Copy out lines with the word "تواند" from the material that follows.

============

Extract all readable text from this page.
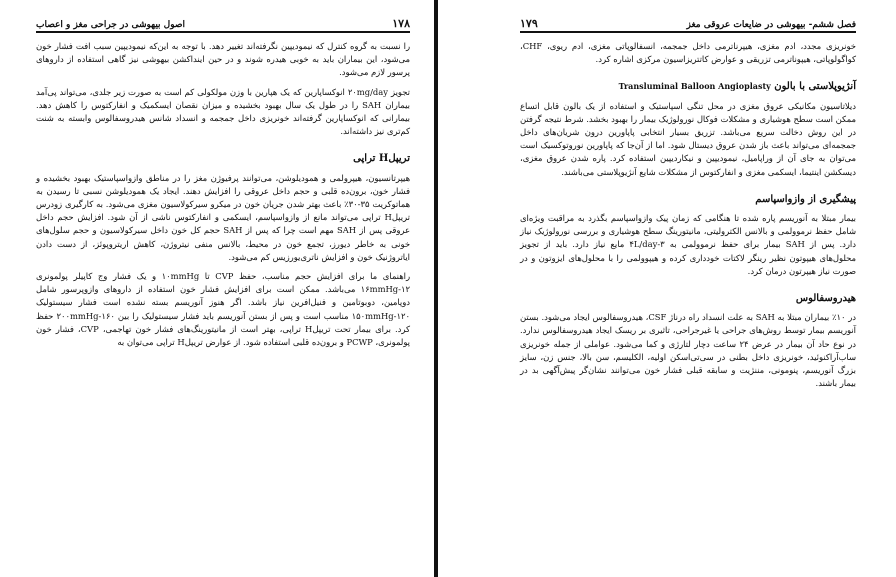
۱۷۸
اصول بیهوشی در جراحی مغز و اعصاب

را نسبت به گروه کنترل که نیمودیپین نگرفته‌اند تغییر دهد. با توجه به این‌که نیمودیپین سبب افت فشار خون می‌شود، این بیماران باید به خوبی هیدره شوند و در حین اینداکشن بیهوشی نیز گاهی استفاده از داروهای پرسور لازم می‌شود.

تجویز ۲۰mg/day انوکساپارین که یک هپارین با وزن مولکولی کم است به صورت زیر جلدی، می‌تواند پی‌آمد بیماران SAH را در طول یک سال بهبود بخشیده و میزان نقصان ایسکمیک و انفارکتوس را کاهش دهد. بیمارانی که انوکساپارین گرفته‌اند خونریزی داخل جمجمه و انسداد شانس هیدروسفالوس وابسته به شنت کم‌تری نیز داشته‌اند.

تریپلH تراپی

هیپرتانسیون، هیپرولمی و همودیلوشن، می‌توانند پرفیوژن مغز را در مناطق وازواسپاستیک بهبود بخشیده و فشار خون، برون‌ده قلبی و حجم داخل عروقی را افزایش دهند. ایجاد یک همودیلوشن نسبی تا رسیدن به هماتوکریت ۳۵-۳۰٪ باعث بهتر شدن جریان خون در میکرو سیرکولاسیون مغزی می‌شود. به کارگیری زودرس تریپلH تراپی می‌تواند مانع از وازواسپاسم، ایسکمی و انفارکتوس ناشی از آن شود. افزایش حجم داخل عروقی پس از SAH مهم است چرا که پس از SAH حجم کل خون داخل سیرکولاسیون و حجم سلول‌های خونی به خاطر دیورز، تجمع خون در محیط، بالانس منفی نیتروژن، کاهش اریتروپوئز، از دست دادن ایاتروژنیک خون و افزایش ناتری‌یورزیس کم می‌شود.

راهنمای ما برای افزایش حجم مناسب، حفظ CVP تا ۱۰mmHg و یک فشار وج کاپیلر پولمونری ۱۶mmHg-۱۲ می‌باشد. ممکن است برای افزایش فشار خون استفاده از داروهای وازوپرسور شامل دوپامین، دوبوتامین و فنیل‌افرین نیاز باشد. اگر هنوز آنوریسم بسته نشده است فشار سیستولیک ۱۵۰mmHg-۱۲۰ مناسب است و پس از بستن آنوریسم باید فشار سیستولیک را بین ۲۰۰mmHg-۱۶۰ حفظ کرد. برای بیمار تحت تریپلH تراپی، بهتر است از مانیتورینگ‌های فشار خون تهاجمی، CVP، فشار خون پولمونری، PCWP و برون‌ده قلبی استفاده شود. از عوارض تریپلH تراپی می‌توان به

فصل ششم- بیهوشی در ضایعات عروقی مغز
۱۷۹

خونریزی مجدد، ادم مغزی، هیپرناترمی داخل جمجمه، انسفالوپاتی مغزی، ادم ریوی، CHF، کواگولوپاتی، هیپوناترمی تزریقی و عوارض کاتتریزاسیون مرکزی اشاره کرد.

آنژیوپلاستی با بالون Transluminal Balloon Angioplasty

دیلاتاسیون مکانیکی عروق مغزی در محل تنگی اسپاستیک و استفاده از یک بالون قابل اتساع ممکن است سطح هوشیاری و مشکلات فوکال نورولوژیک بیمار را بهبود بخشد. شرط نتیجه گرفتن در این روش دخالت سریع می‌باشد. تزریق بسیار انتخابی پاپاورین درون شریان‌های داخل جمجمه‌ای می‌تواند باعث باز شدن عروق دیستال شود. اما از آن‌جا که پاپاورین نوروتوکسیک است می‌توان به جای آن از وراپامیل، نیمودیپین و نیکاردیپین استفاده کرد. پاره شدن عروق مغزی، دیسکشن اینتیما، ایسکمی مغزی و انفارکتوس از مشکلات شایع آنژیوپلاستی می‌باشند.

پیشگیری از وازواسپاسم

بیمار مبتلا به آنوریسم پاره شده تا هنگامی که زمان پیک وازواسپاسم بگذرد به مراقبت ویژه‌ای شامل حفظ نرموولمی و بالانس الکترولیتی، مانیتورینگ سطح هوشیاری و بررسی نورولوژیک نیاز دارد. پس از SAH بیمار برای حفظ نرموولمی به ۴L/day-۳ مایع نیاز دارد. باید از تجویز محلول‌های هیپوتون نظیر رینگر لاکتات خودداری کرده و هیپوولمی را با محلول‌های ایزوتون و در صورت نیاز هیپرتون درمان کرد.

هیدروسفالوس

در ۱۰٪ بیماران مبتلا به SAH به علت انسداد راه درناژ CSF، هیدروسفالوس ایجاد می‌شود. بستن آنوریسم بیمار توسط روش‌های جراحی یا غیرجراحی، تاثیری بر ریسک ایجاد هیدروسفالوس ندارد. در نوع حاد آن بیمار در عرض ۲۴ ساعت دچار لتارژی و کما می‌شود. عواملی از جمله خونریزی ساب‌آراکنوئید، خونریزی داخل بطنی در سی‌تی‌اسکن اولیه، الکلیسم، سن بالا، جنس زن، سایز بزرگ آنوریسم، پنومونی، مننژیت و سابقه قبلی فشار خون می‌توانند نشان‌گر پیش‌آگهی بد در بیمار باشند.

============

(Task result):
تجویز ۲۰mg/day انوکساپارین که یک هپارین با وزن مولکولی کم است به صورت زیر جلدی، می‌تواند پی‌آمد بیماران SAH را در طول یک سال بهبود بخشیده و میزان نقصان ایسکمیک و انفارکتوس را کاهش دهد. بیمارانی که انوکساپارین گرفته‌اند خونریزی داخل جمجمه و انسداد شانس هیدروسفالوس وابسته به شنت کم‌تری نیز داشته‌اند.
هیپرتانسیون، هیپرولمی و همودیلوشن، می‌توانند پرفیوژن مغز را در مناطق وازواسپاستیک بهبود بخشیده و فشار خون، برون‌ده قلبی و حجم داخل عروقی را افزایش دهند. ایجاد یک همودیلوشن نسبی تا رسیدن به هماتوکریت ۳۵-۳۰٪ باعث بهتر شدن جریان خون در میکرو سیرکولاسیون مغزی می‌شود. به کارگیری زودرس تریپلH تراپی می‌تواند مانع از وازواسپاسم، ایسکمی و انفارکتوس ناشی از آن شود. افزایش حجم داخل عروقی پس از SAH مهم است چرا که پس از SAH حجم کل خون داخل سیرکولاسیون و حجم سلول‌های خونی به خاطر دیورز، تجمع خون در محیط، بالانس منفی نیتروژن، کاهش اریتروپوئز، از دست دادن ایاتروژنیک خون و افزایش ناتری‌یورزیس کم می‌شود.
دیلاتاسیون مکانیکی عروق مغزی در محل تنگی اسپاستیک و استفاده از یک بالون قابل اتساع ممکن است سطح هوشیاری و مشکلات فوکال نورولوژیک بیمار را بهبود بخشد. شرط نتیجه گرفتن در این روش دخالت سریع می‌باشد. تزریق بسیار انتخابی پاپاورین درون شریان‌های داخل جمجمه‌ای می‌تواند باعث باز شدن عروق دیستال شود. اما از آن‌جا که پاپاورین نوروتوکسیک است می‌توان به جای آن از وراپامیل، نیمودیپین و نیکاردیپین استفاده کرد. پاره شدن عروق مغزی، دیسکشن اینتیما، ایسکمی مغزی و انفارکتوس از مشکلات شایع آنژیوپلاستی می‌باشند.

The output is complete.